[Start RECORD SET]

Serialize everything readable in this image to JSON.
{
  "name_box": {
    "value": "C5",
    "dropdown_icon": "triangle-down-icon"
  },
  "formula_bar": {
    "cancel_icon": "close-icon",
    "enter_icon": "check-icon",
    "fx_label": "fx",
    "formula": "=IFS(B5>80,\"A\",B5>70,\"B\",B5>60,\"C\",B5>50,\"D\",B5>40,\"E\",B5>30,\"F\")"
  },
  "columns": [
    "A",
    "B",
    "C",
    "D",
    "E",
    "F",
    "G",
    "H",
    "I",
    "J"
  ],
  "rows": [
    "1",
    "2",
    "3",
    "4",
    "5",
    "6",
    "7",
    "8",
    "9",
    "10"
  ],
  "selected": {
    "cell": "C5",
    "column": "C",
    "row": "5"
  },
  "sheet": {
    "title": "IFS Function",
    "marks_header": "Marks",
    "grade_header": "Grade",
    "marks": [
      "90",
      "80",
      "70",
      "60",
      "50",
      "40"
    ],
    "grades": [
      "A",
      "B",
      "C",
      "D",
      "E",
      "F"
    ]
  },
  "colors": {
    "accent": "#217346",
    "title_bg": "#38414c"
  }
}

[End RECORD SET]

GIVEN EXERCISE: Which lines contain "icon"? Copy each of them out.

WRITTEN REPLY:
    "dropdown_icon": "triangle-down-icon"
    "cancel_icon": "close-icon",
    "enter_icon": "check-icon",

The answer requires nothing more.